=== WHAT YOU SHOULD DO ===
Leave the pictures out, and retype all of the material exactly as written.

** Start DATASET ROWS **

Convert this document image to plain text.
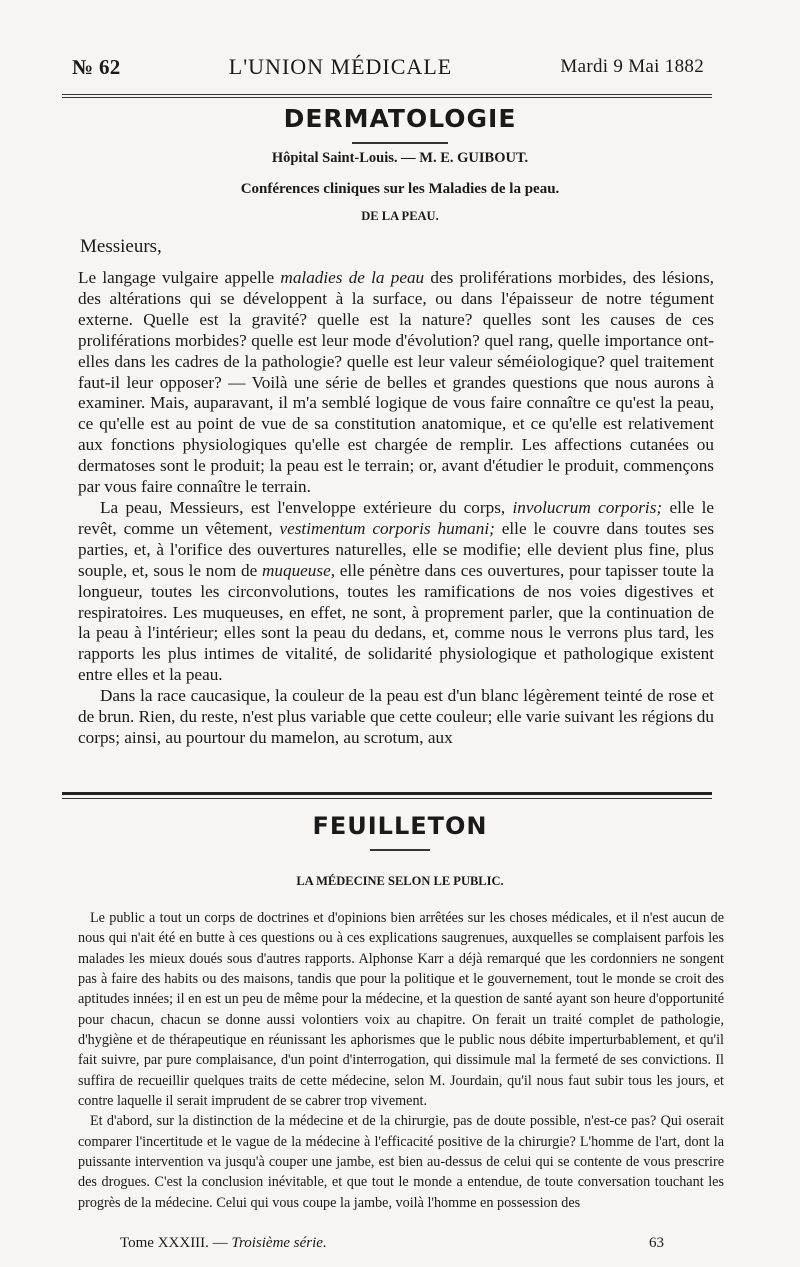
№ 62	L'UNION MÉDICALE	Mardi 9 Mai 1882
DERMATOLOGIE
Hôpital Saint-Louis. — M. E. GUIBOUT.
Conférences cliniques sur les Maladies de la peau.
DE LA PEAU.
Messieurs,

Le langage vulgaire appelle maladies de la peau des proliférations morbides, des lésions, des altérations qui se développent à la surface, ou dans l'épaisseur de notre tégument externe. Quelle est la gravité? quelle est la nature? quelles sont les causes de ces proliférations morbides? quelle est leur mode d'évolution? quel rang, quelle importance ont-elles dans les cadres de la pathologie? quelle est leur valeur séméiologique? quel traitement faut-il leur opposer? — Voilà une série de belles et grandes questions que nous aurons à examiner. Mais, auparavant, il m'a semblé logique de vous faire connaître ce qu'est la peau, ce qu'elle est au point de vue de sa constitution anatomique, et ce qu'elle est relativement aux fonctions physiologiques qu'elle est chargée de remplir. Les affections cutanées ou dermatoses sont le produit; la peau est le terrain; or, avant d'étudier le produit, commençons par vous faire connaître le terrain.

La peau, Messieurs, est l'enveloppe extérieure du corps, involucrum corporis; elle le revêt, comme un vêtement, vestimentum corporis humani; elle le couvre dans toutes ses parties, et, à l'orifice des ouvertures naturelles, elle se modifie; elle devient plus fine, plus souple, et, sous le nom de muqueuse, elle pénètre dans ces ouvertures, pour tapisser toute la longueur, toutes les circonvolutions, toutes les ramifications de nos voies digestives et respiratoires. Les muqueuses, en effet, ne sont, à proprement parler, que la continuation de la peau à l'intérieur; elles sont la peau du dedans, et, comme nous le verrons plus tard, les rapports les plus intimes de vitalité, de solidarité physiologique et pathologique existent entre elles et la peau.

Dans la race caucasique, la couleur de la peau est d'un blanc légèrement teinté de rose et de brun. Rien, du reste, n'est plus variable que cette couleur; elle varie suivant les régions du corps; ainsi, au pourtour du mamelon, au scrotum, aux

FEUILLETON
LA MÉDECINE SELON LE PUBLIC.

Le public a tout un corps de doctrines et d'opinions bien arrêtées sur les choses médicales, et il n'est aucun de nous qui n'ait été en butte à ces questions ou à ces explications saugrenues, auxquelles se complaisent parfois les malades les mieux doués sous d'autres rapports. Alphonse Karr a déjà remarqué que les cordonniers ne songent pas à faire des habits ou des maisons, tandis que pour la politique et le gouvernement, tout le monde se croit des aptitudes innées; il en est un peu de même pour la médecine, et la question de santé ayant son heure d'opportunité pour chacun, chacun se donne aussi volontiers voix au chapitre. On ferait un traité complet de pathologie, d'hygiène et de thérapeutique en réunissant les aphorismes que le public nous débite imperturbablement, et qu'il fait suivre, par pure complaisance, d'un point d'interrogation, qui dissimule mal la fermeté de ses convictions. Il suffira de recueillir quelques traits de cette médecine, selon M. Jourdain, qu'il nous faut subir tous les jours, et contre laquelle il serait imprudent de se cabrer trop vivement.

Et d'abord, sur la distinction de la médecine et de la chirurgie, pas de doute possible, n'est-ce pas? Qui oserait comparer l'incertitude et le vague de la médecine à l'efficacité positive de la chirurgie? L'homme de l'art, dont la puissante intervention va jusqu'à couper une jambe, est bien au-dessus de celui qui se contente de vous prescrire des drogues. C'est la conclusion inévitable, et que tout le monde a entendue, de toute conversation touchant les progrès de la médecine. Celui qui vous coupe la jambe, voilà l'homme en possession des

Tome XXXIII. — Troisième série.	63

** End DATASET ROWS **

=== THE RESPONSE ===
Convert this document image to plain text.
№ 62	L'UNION MÉDICALE	Mardi 9 Mai 1882
DERMATOLOGIE
Hôpital Saint-Louis. — M. E. GUIBOUT.
Conférences cliniques sur les Maladies de la peau.
DE LA PEAU.
Messieurs,

Le langage vulgaire appelle maladies de la peau des proliférations morbides, des lésions, des altérations qui se développent à la surface, ou dans l'épaisseur de notre tégument externe. Quelle est la gravité? quelle est la nature? quelles sont les causes de ces proliférations morbides? quelle est leur mode d'évolution? quel rang, quelle importance ont-elles dans les cadres de la pathologie? quelle est leur valeur séméiologique? quel traitement faut-il leur opposer? — Voilà une série de belles et grandes questions que nous aurons à examiner. Mais, auparavant, il m'a semblé logique de vous faire connaître ce qu'est la peau, ce qu'elle est au point de vue de sa constitution anatomique, et ce qu'elle est relativement aux fonctions physiologiques qu'elle est chargée de remplir. Les affections cutanées ou dermatoses sont le produit; la peau est le terrain; or, avant d'étudier le produit, commençons par vous faire connaître le terrain.

La peau, Messieurs, est l'enveloppe extérieure du corps, involucrum corporis; elle le revêt, comme un vêtement, vestimentum corporis humani; elle le couvre dans toutes ses parties, et, à l'orifice des ouvertures naturelles, elle se modifie; elle devient plus fine, plus souple, et, sous le nom de muqueuse, elle pénètre dans ces ouvertures, pour tapisser toute la longueur, toutes les circonvolutions, toutes les ramifications de nos voies digestives et respiratoires. Les muqueuses, en effet, ne sont, à proprement parler, que la continuation de la peau à l'intérieur; elles sont la peau du dedans, et, comme nous le verrons plus tard, les rapports les plus intimes de vitalité, de solidarité physiologique et pathologique existent entre elles et la peau.

Dans la race caucasique, la couleur de la peau est d'un blanc légèrement teinté de rose et de brun. Rien, du reste, n'est plus variable que cette couleur; elle varie suivant les régions du corps; ainsi, au pourtour du mamelon, au scrotum, aux

FEUILLETON
LA MÉDECINE SELON LE PUBLIC.

Le public a tout un corps de doctrines et d'opinions bien arrêtées sur les choses médicales, et il n'est aucun de nous qui n'ait été en butte à ces questions ou à ces explications saugrenues, auxquelles se complaisent parfois les malades les mieux doués sous d'autres rapports. Alphonse Karr a déjà remarqué que les cordonniers ne songent pas à faire des habits ou des maisons, tandis que pour la politique et le gouvernement, tout le monde se croit des aptitudes innées; il en est un peu de même pour la médecine, et la question de santé ayant son heure d'opportunité pour chacun, chacun se donne aussi volontiers voix au chapitre. On ferait un traité complet de pathologie, d'hygiène et de thérapeutique en réunissant les aphorismes que le public nous débite imperturbablement, et qu'il fait suivre, par pure complaisance, d'un point d'interrogation, qui dissimule mal la fermeté de ses convictions. Il suffira de recueillir quelques traits de cette médecine, selon M. Jourdain, qu'il nous faut subir tous les jours, et contre laquelle il serait imprudent de se cabrer trop vivement.

Et d'abord, sur la distinction de la médecine et de la chirurgie, pas de doute possible, n'est-ce pas? Qui oserait comparer l'incertitude et le vague de la médecine à l'efficacité positive de la chirurgie? L'homme de l'art, dont la puissante intervention va jusqu'à couper une jambe, est bien au-dessus de celui qui se contente de vous prescrire des drogues. C'est la conclusion inévitable, et que tout le monde a entendue, de toute conversation touchant les progrès de la médecine. Celui qui vous coupe la jambe, voilà l'homme en possession des

Tome XXXIII. — Troisième série.	63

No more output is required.